**DOCUMENT EXTRACT**
# # # #
Young people have it going on

young-people-have-it-going-on

There is window of opportunity in our lives that is unlike any other. It is those teenage years when our hormones are bouncing around inside us like the mania of LA freeway traffic, zipping and colliding all over the place.

Our parents are still for the most part looking after us – feeding us, providing a place for us to sleep and absorbing responsibilities like a mortgage. Children and having to be accountable to work are things only boring older people have to contend with. It’s that intoxicating concoction of relative freedom, hormonal explosions and a sense that a new world has opened up that leaves us paradoxically horny as hell and at the same time self-conscious and craving to be seen, noticed, validated.

At least that was my teenage experience!

I work with Soar (soar.ie). Two of us started it and now it is a movement powered by the young people it was created to serve. The aim was to ignite the next generation of young people to create their own destiny, an incubator for the raw latent potential that lies within young people waiting to be acknowledged and then given fertile soil to flourish in.

I believe the great sadness of life is people dying with their music still in them – unrealised. The travesty for young people is that they are pregnant with possibility but it is often lost because they never had an environment to explore it in.

Young people have so much to teach us.

We can get very afraid as we get older. We take on the persona of responsible mothers and fathers parenting children of our own and sometimes parenting our own parents and all the while forgetting about the young teenager within us that wants to say the wrong thing at the inappropriate time and dance and write poetry and paint and fall in love and out of love in the same day and be be wild.
# # # #
Spatial annotation entries

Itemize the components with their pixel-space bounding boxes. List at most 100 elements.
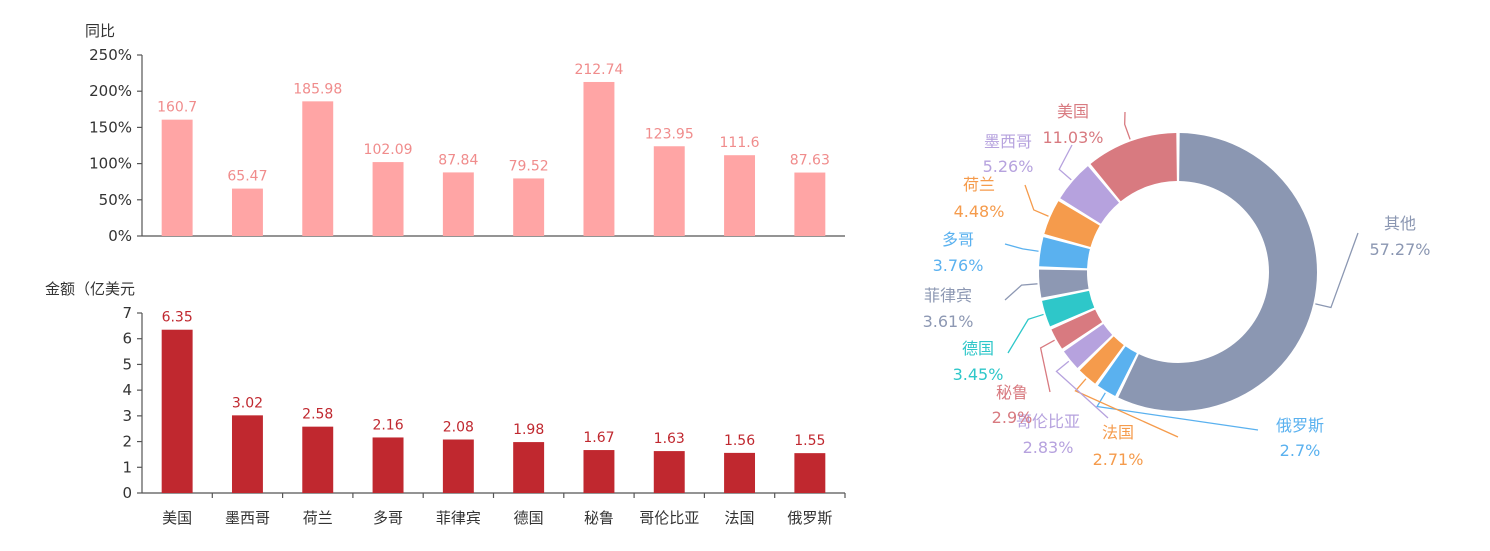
label-leader-line — [1039, 339, 1055, 393]
bar — [583, 81, 615, 236]
bar — [442, 439, 474, 493]
bar-value-label: 87.63 — [790, 153, 830, 169]
slice-name-label: 俄罗斯 — [1276, 416, 1324, 435]
bar — [231, 188, 263, 236]
bar-value-label: 1.67 — [583, 430, 614, 446]
bar — [302, 426, 334, 493]
slice-name-label: 菲律宾 — [924, 286, 972, 305]
slice-percent-label: 4.48% — [954, 202, 1005, 221]
slice-name-label: 美国 — [1057, 102, 1089, 121]
bar-value-label: 212.74 — [574, 62, 623, 78]
slice-percent-label: 3.45% — [953, 365, 1004, 384]
label-leader-line — [1024, 184, 1049, 217]
bar-value-label: 185.98 — [293, 81, 342, 97]
bar-value-label: 123.95 — [645, 126, 694, 142]
bar-value-label: 1.56 — [724, 433, 755, 449]
label-leader-line — [1124, 111, 1131, 140]
bar — [161, 119, 193, 236]
bar — [794, 172, 826, 236]
donut-slice — [1039, 269, 1089, 298]
y-tick-label: 150% — [89, 118, 132, 136]
donut-slice — [1042, 290, 1095, 327]
donut-slice — [1044, 201, 1100, 248]
x-category-label: 哥伦比亚 — [639, 509, 699, 527]
x-category-label: 美国 — [162, 509, 192, 527]
bar — [724, 155, 756, 236]
bar — [161, 329, 193, 493]
y-tick-label: 50% — [99, 191, 132, 209]
bar — [302, 101, 334, 236]
label-leader-line — [1004, 243, 1039, 252]
bar-value-label: 3.02 — [232, 395, 263, 411]
donut-slice — [1079, 336, 1124, 384]
donut-slice — [1090, 133, 1177, 202]
bar-value-label: 87.84 — [438, 152, 478, 168]
bar-value-label: 2.08 — [443, 420, 474, 436]
slice-percent-label: 2.7% — [1280, 441, 1321, 460]
donut-slice — [1063, 324, 1113, 368]
bar — [442, 172, 474, 236]
bar — [653, 451, 685, 493]
y-tick-label: 100% — [89, 155, 132, 173]
slice-percent-label: 5.26% — [983, 157, 1034, 176]
y-tick-label: 0 — [122, 484, 132, 502]
label-leader-line — [1074, 378, 1179, 438]
bar-value-label: 79.52 — [509, 158, 549, 174]
slice-name-label: 墨西哥 — [984, 132, 1032, 151]
y-tick-label: 5 — [122, 355, 132, 373]
bar-value-label: 1.98 — [513, 422, 544, 438]
slice-percent-label: 2.83% — [1023, 438, 1074, 457]
x-category-label: 多哥 — [373, 509, 403, 527]
y-tick-label: 1 — [122, 458, 132, 476]
y-tick-label: 3 — [122, 407, 132, 425]
y-tick-label: 6 — [122, 330, 132, 348]
y-tick-label: 7 — [122, 304, 132, 322]
slice-name-label: 荷兰 — [963, 175, 995, 194]
yoy-bar-chart: 0% 50% 100% 150% 200% 250% 同比 160.7 65.47 185.98 1… — [85, 22, 845, 245]
y-tick-label: 2 — [122, 433, 132, 451]
slice-percent-label: 2.71% — [1093, 450, 1144, 469]
bar-value-label: 111.6 — [720, 135, 760, 151]
donut-slice — [1097, 346, 1137, 396]
share-donut-chart: 其他 57.27% 俄罗斯 2.7% 法国 2.71% 哥伦比亚 2.83% 秘鲁 2.9% 德国 3… — [923, 102, 1431, 469]
y-tick-label: 250% — [89, 46, 132, 64]
slice-percent-label: 2.9% — [992, 408, 1033, 427]
x-category-label: 荷兰 — [303, 509, 333, 527]
bar — [724, 452, 756, 493]
bar — [231, 415, 263, 493]
label-leader-line — [1058, 144, 1073, 181]
bar-value-label: 1.55 — [794, 433, 825, 449]
bar-value-label: 160.7 — [157, 100, 197, 116]
donut-slice — [1039, 237, 1090, 269]
slice-percent-label: 3.61% — [923, 312, 974, 331]
slice-name-label: 哥伦比亚 — [1016, 412, 1080, 431]
slice-name-label: 秘鲁 — [996, 383, 1028, 402]
x-category-label: 俄罗斯 — [787, 509, 832, 527]
slice-name-label: 多哥 — [942, 230, 974, 249]
slice-name-label: 法国 — [1102, 423, 1134, 442]
bar-value-label: 6.35 — [162, 310, 193, 326]
bar — [372, 162, 404, 236]
y-tick-label: 4 — [122, 381, 132, 399]
bar-value-label: 65.47 — [227, 169, 267, 185]
x-category-label: 德国 — [514, 509, 544, 527]
bar — [513, 178, 545, 236]
x-category-label: 菲律宾 — [436, 509, 481, 527]
bar — [372, 437, 404, 493]
x-category-label: 墨西哥 — [225, 509, 270, 527]
donut-slice — [1060, 166, 1120, 224]
bar-value-label: 1.63 — [654, 431, 685, 447]
slice-name-label: 其他 — [1384, 214, 1416, 233]
donut-slice — [1118, 133, 1317, 411]
slice-percent-label: 11.03% — [1042, 128, 1103, 147]
x-category-label: 法国 — [725, 509, 755, 527]
x-category-label: 秘鲁 — [584, 509, 614, 527]
label-leader-line — [1055, 360, 1109, 419]
y-tick-label: 0% — [108, 227, 132, 245]
bar — [513, 442, 545, 493]
slice-percent-label: 57.27% — [1369, 240, 1430, 259]
y-axis-title: 金额（亿美元 — [45, 280, 135, 298]
y-axis-title: 同比 — [85, 22, 115, 40]
label-leader-line — [1004, 283, 1038, 301]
# # # #
**OBJECTIVES**
A: In the post about young people, how many people started Soar?
B: Carry on writing the post about young people from the point where it stops.
These records come from a separate source, not from the text.

**RESPONSES**
A: Two people started it.

B:
You know the type of energy I am talking about, even if you forget that it once filled your body you recognise it on the street when you see a group of teenagers together. But we learn how to be in control of ourselves as adults and we lose something very valuable in the process.

At this stage I have been exposed to 15,000 young people through our workshops in Ireland and also teenagers in Australia and the US. There is an incredibly similar thread that I have seen again and again across race, gender and geography. That is the level of insight and wisdom young people intuitively hold and will share when they feel the environment is safe enough to do so and that they won’t be judged.

Soar youth collective

Young people have a laser sharp antennae for environments or people where they know their truth or honest opinion on life could be judged. They are so intelligent, very often unconsciously so about who they trust with their wisdom.

Life can be challenging. We know this. We learn most about ourselves and our consciousness evolves most, just like muscles do, when we are stretched beyond what feels comfortable.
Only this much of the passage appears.